Entries taken from a collection
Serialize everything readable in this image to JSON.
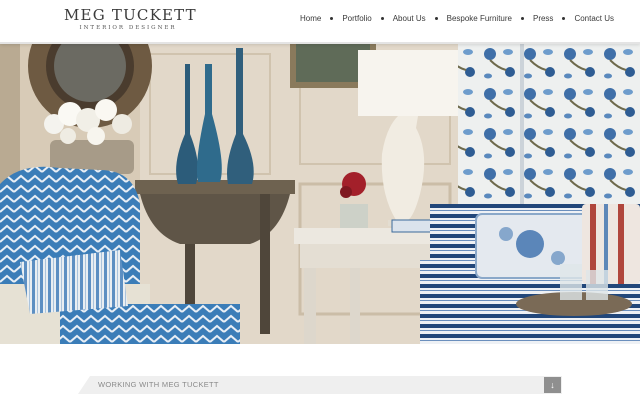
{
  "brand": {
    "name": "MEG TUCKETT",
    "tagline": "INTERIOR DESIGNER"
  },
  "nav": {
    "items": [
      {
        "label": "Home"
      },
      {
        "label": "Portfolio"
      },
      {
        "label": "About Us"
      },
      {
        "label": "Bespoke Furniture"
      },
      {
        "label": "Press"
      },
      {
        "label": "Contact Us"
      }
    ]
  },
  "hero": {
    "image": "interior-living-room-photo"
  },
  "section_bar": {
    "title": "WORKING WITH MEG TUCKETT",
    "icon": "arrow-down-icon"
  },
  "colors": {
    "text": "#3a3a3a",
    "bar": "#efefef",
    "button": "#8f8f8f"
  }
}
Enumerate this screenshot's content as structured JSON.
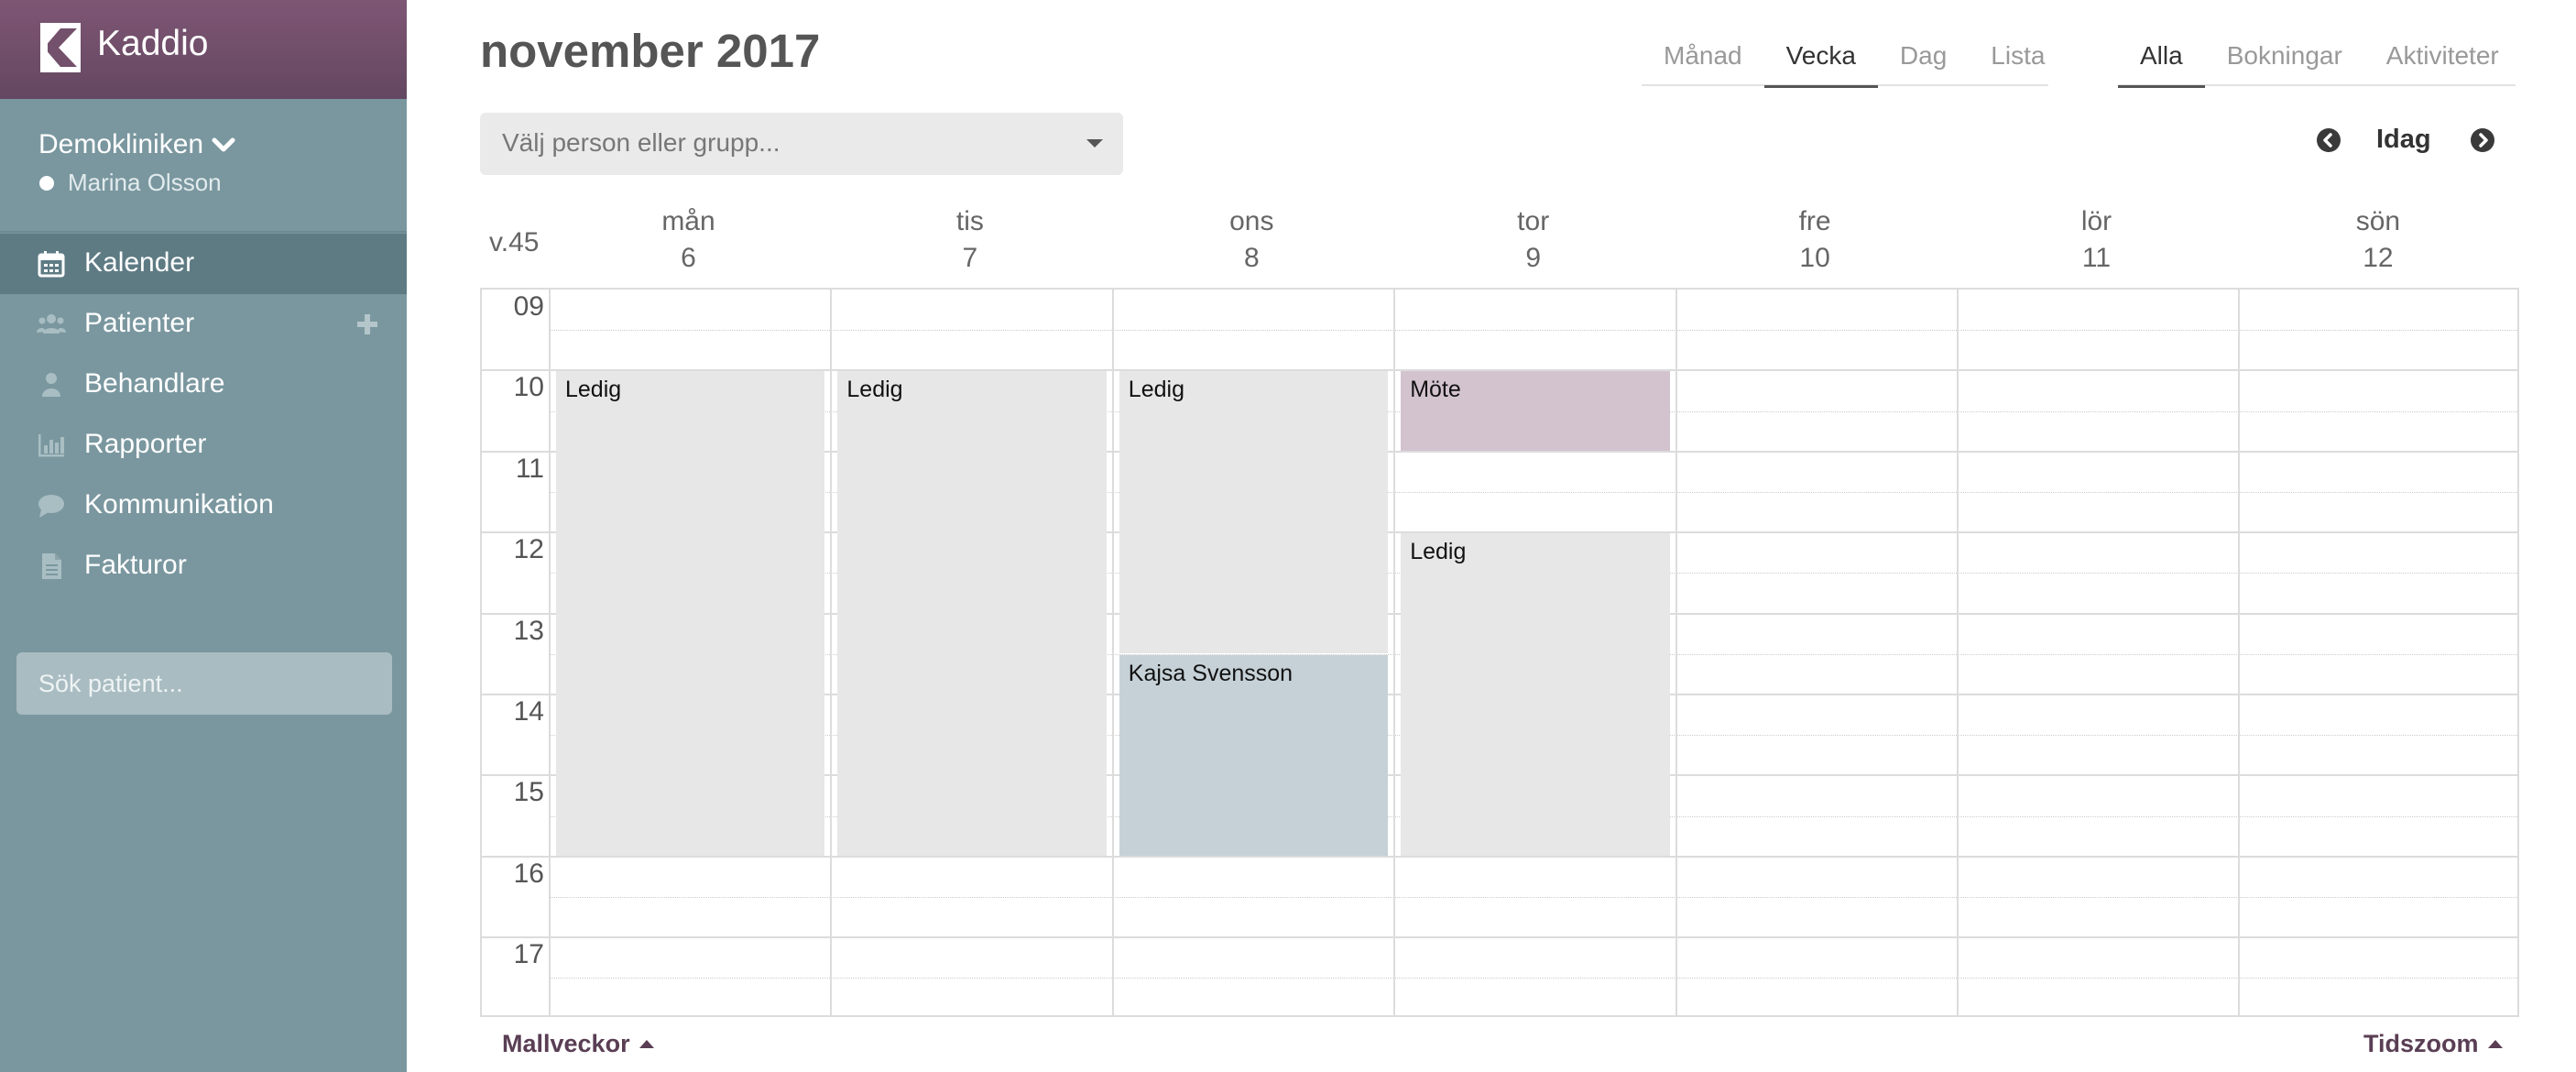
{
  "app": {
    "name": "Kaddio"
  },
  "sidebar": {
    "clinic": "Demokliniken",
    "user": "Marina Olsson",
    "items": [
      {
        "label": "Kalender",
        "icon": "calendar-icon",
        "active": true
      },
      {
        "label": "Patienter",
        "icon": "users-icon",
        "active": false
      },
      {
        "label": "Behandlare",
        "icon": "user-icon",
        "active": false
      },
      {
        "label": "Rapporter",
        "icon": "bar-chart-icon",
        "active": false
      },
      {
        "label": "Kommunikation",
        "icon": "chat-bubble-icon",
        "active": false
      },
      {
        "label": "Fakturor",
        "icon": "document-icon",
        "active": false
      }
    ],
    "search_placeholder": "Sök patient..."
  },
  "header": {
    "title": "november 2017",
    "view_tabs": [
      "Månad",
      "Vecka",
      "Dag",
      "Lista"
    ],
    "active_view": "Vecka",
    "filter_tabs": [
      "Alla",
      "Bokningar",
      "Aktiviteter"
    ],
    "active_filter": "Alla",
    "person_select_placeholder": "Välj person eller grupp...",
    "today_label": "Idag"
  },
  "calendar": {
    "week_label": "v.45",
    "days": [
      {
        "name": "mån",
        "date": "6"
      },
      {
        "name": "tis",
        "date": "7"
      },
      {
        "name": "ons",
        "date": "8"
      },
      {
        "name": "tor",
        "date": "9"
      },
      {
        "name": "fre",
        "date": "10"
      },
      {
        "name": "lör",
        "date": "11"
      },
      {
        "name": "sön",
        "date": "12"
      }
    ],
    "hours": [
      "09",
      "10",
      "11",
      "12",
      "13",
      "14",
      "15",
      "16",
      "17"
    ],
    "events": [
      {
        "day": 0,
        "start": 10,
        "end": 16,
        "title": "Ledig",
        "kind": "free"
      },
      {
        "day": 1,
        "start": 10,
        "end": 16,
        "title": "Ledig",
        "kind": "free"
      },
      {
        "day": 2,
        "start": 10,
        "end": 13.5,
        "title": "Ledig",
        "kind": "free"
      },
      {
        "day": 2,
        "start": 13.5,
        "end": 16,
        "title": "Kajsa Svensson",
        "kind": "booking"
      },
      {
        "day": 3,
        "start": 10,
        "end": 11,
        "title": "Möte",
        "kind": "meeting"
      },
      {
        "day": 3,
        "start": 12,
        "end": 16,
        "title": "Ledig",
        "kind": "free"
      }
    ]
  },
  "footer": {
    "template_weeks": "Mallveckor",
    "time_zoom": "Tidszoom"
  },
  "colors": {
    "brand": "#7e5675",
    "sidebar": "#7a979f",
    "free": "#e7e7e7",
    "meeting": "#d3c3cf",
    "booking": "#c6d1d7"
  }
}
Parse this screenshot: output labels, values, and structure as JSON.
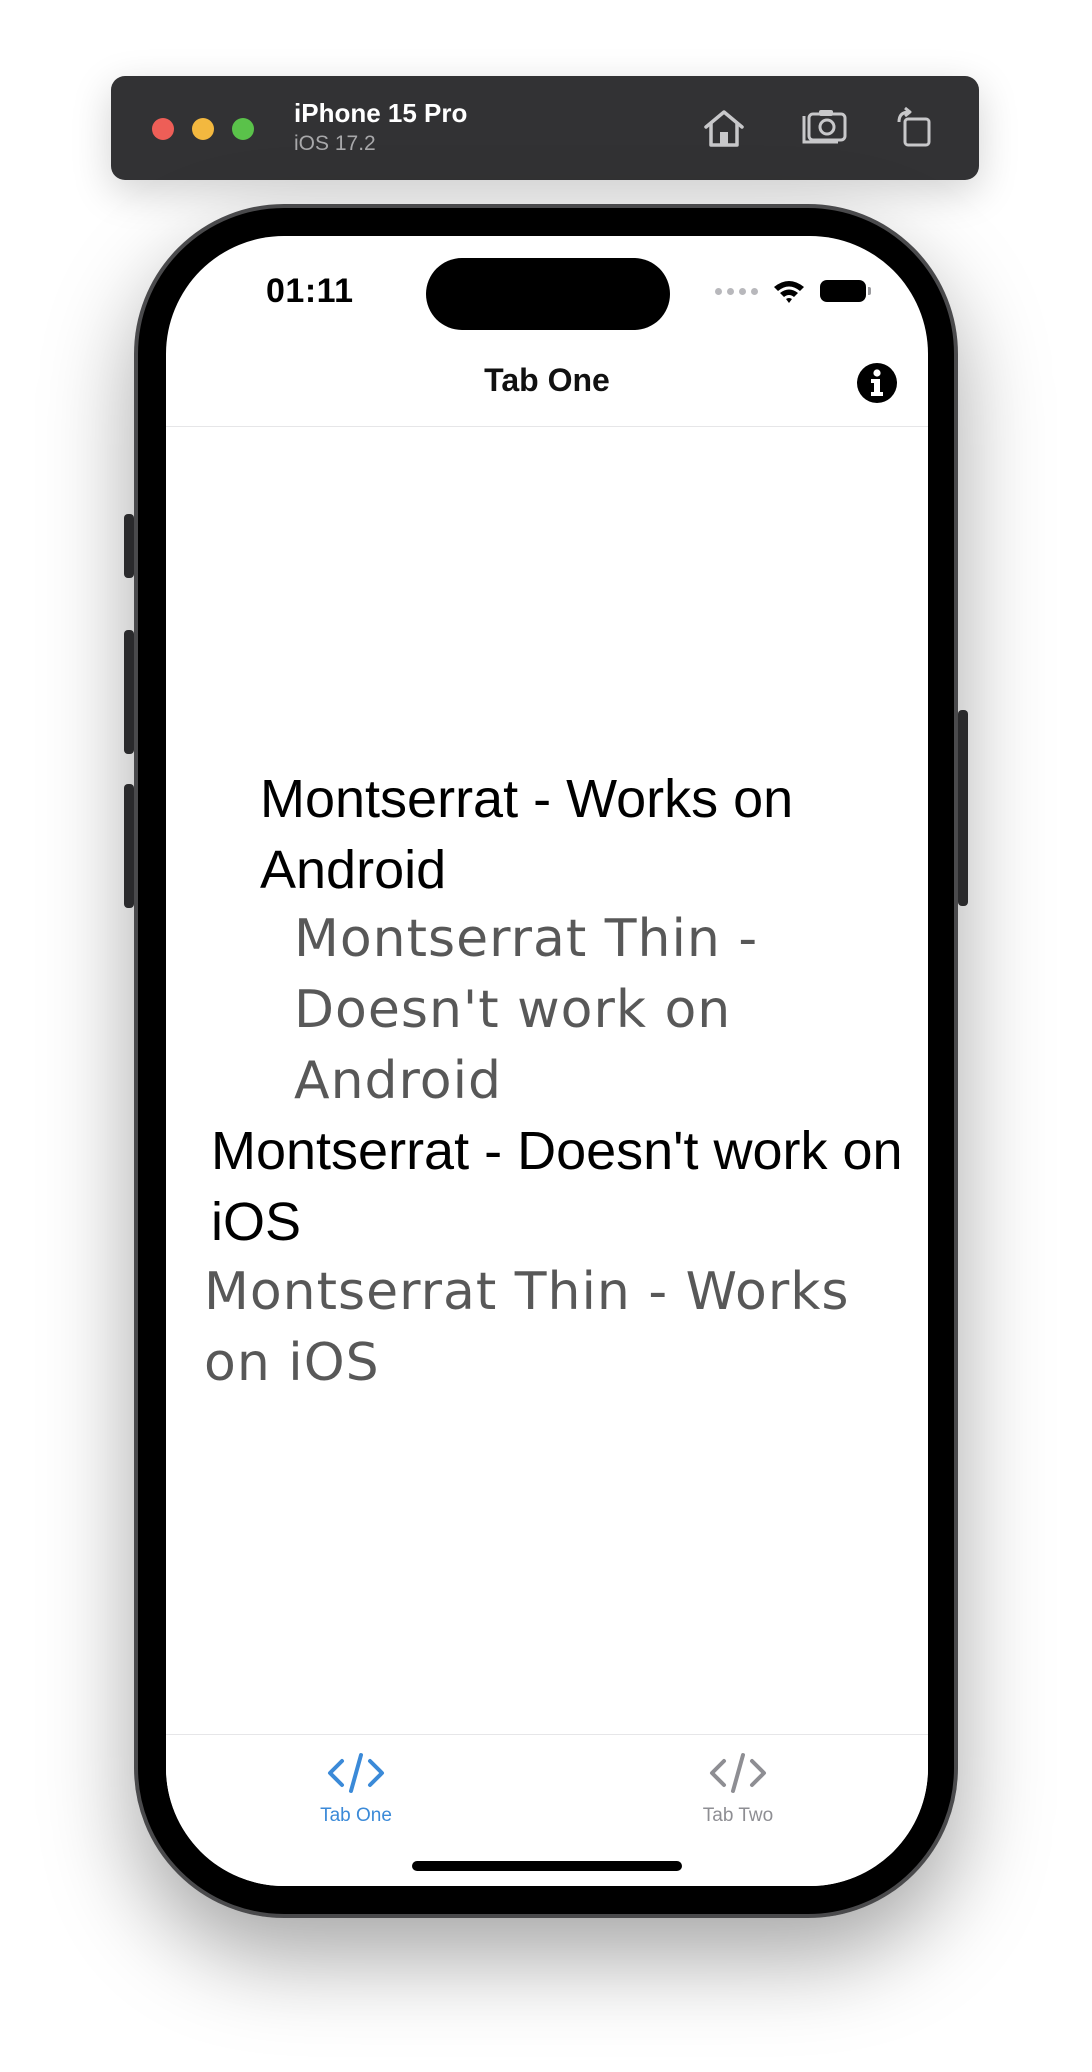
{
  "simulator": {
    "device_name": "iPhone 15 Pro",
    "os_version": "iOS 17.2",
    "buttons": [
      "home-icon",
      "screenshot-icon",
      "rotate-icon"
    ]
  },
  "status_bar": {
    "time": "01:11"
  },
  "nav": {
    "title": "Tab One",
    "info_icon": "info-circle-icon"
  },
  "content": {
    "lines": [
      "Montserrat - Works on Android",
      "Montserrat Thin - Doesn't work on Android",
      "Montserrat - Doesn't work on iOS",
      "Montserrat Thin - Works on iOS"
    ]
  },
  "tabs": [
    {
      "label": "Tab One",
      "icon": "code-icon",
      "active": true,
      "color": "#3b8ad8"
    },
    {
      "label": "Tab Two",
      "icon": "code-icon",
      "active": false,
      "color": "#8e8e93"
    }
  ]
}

**Brief:**
Write the listing out a second time exactly, dropping all images.

**Full answer:**
Serialize everything readable in this image to JSON.
{
  "brand": {
    "name": "MEG TUCKETT",
    "tagline": "INTERIOR DESIGNER"
  },
  "nav": {
    "items": [
      {
        "label": "Home"
      },
      {
        "label": "Portfolio"
      },
      {
        "label": "About Us"
      },
      {
        "label": "Bespoke Furniture"
      },
      {
        "label": "Press"
      },
      {
        "label": "Contact Us"
      }
    ]
  },
  "hero": {
    "image": "interior-living-room-photo"
  },
  "section_bar": {
    "title": "WORKING WITH MEG TUCKETT",
    "icon": "arrow-down-icon"
  },
  "colors": {
    "text": "#3a3a3a",
    "bar": "#efefef",
    "button": "#8f8f8f"
  }
}
Enumerate this screenshot's content as structured JSON.
{
  "app": {
    "name": "Kaddio"
  },
  "sidebar": {
    "clinic": "Demokliniken",
    "user": "Marina Olsson",
    "items": [
      {
        "label": "Kalender",
        "icon": "calendar-icon",
        "active": true
      },
      {
        "label": "Patienter",
        "icon": "users-icon",
        "active": false
      },
      {
        "label": "Behandlare",
        "icon": "user-icon",
        "active": false
      },
      {
        "label": "Rapporter",
        "icon": "bar-chart-icon",
        "active": false
      },
      {
        "label": "Kommunikation",
        "icon": "chat-bubble-icon",
        "active": false
      },
      {
        "label": "Fakturor",
        "icon": "document-icon",
        "active": false
      }
    ],
    "search_placeholder": "Sök patient..."
  },
  "header": {
    "title": "november 2017",
    "view_tabs": [
      "Månad",
      "Vecka",
      "Dag",
      "Lista"
    ],
    "active_view": "Vecka",
    "filter_tabs": [
      "Alla",
      "Bokningar",
      "Aktiviteter"
    ],
    "active_filter": "Alla",
    "person_select_placeholder": "Välj person eller grupp...",
    "today_label": "Idag"
  },
  "calendar": {
    "week_label": "v.45",
    "days": [
      {
        "name": "mån",
        "date": "6"
      },
      {
        "name": "tis",
        "date": "7"
      },
      {
        "name": "ons",
        "date": "8"
      },
      {
        "name": "tor",
        "date": "9"
      },
      {
        "name": "fre",
        "date": "10"
      },
      {
        "name": "lör",
        "date": "11"
      },
      {
        "name": "sön",
        "date": "12"
      }
    ],
    "hours": [
      "09",
      "10",
      "11",
      "12",
      "13",
      "14",
      "15",
      "16",
      "17"
    ],
    "events": [
      {
        "day": 0,
        "start": 10,
        "end": 16,
        "title": "Ledig",
        "kind": "free"
      },
      {
        "day": 1,
        "start": 10,
        "end": 16,
        "title": "Ledig",
        "kind": "free"
      },
      {
        "day": 2,
        "start": 10,
        "end": 13.5,
        "title": "Ledig",
        "kind": "free"
      },
      {
        "day": 2,
        "start": 13.5,
        "end": 16,
        "title": "Kajsa Svensson",
        "kind": "booking"
      },
      {
        "day": 3,
        "start": 10,
        "end": 11,
        "title": "Möte",
        "kind": "meeting"
      },
      {
        "day": 3,
        "start": 12,
        "end": 16,
        "title": "Ledig",
        "kind": "free"
      }
    ]
  },
  "footer": {
    "template_weeks": "Mallveckor",
    "time_zoom": "Tidszoom"
  },
  "colors": {
    "brand": "#7e5675",
    "sidebar": "#7a979f",
    "free": "#e7e7e7",
    "meeting": "#d3c3cf",
    "booking": "#c6d1d7"
  }
}
Parse this screenshot: output labels, values, and structure as JSON.
{
  "simulator": {
    "device_name": "iPhone 15 Pro",
    "os_version": "iOS 17.2",
    "buttons": [
      "home-icon",
      "screenshot-icon",
      "rotate-icon"
    ]
  },
  "status_bar": {
    "time": "01:11"
  },
  "nav": {
    "title": "Tab One",
    "info_icon": "info-circle-icon"
  },
  "content": {
    "lines": [
      "Montserrat - Works on Android",
      "Montserrat Thin - Doesn't work on Android",
      "Montserrat - Doesn't work on iOS",
      "Montserrat Thin - Works on iOS"
    ]
  },
  "tabs": [
    {
      "label": "Tab One",
      "icon": "code-icon",
      "active": true,
      "color": "#3b8ad8"
    },
    {
      "label": "Tab Two",
      "icon": "code-icon",
      "active": false,
      "color": "#8e8e93"
    }
  ]
}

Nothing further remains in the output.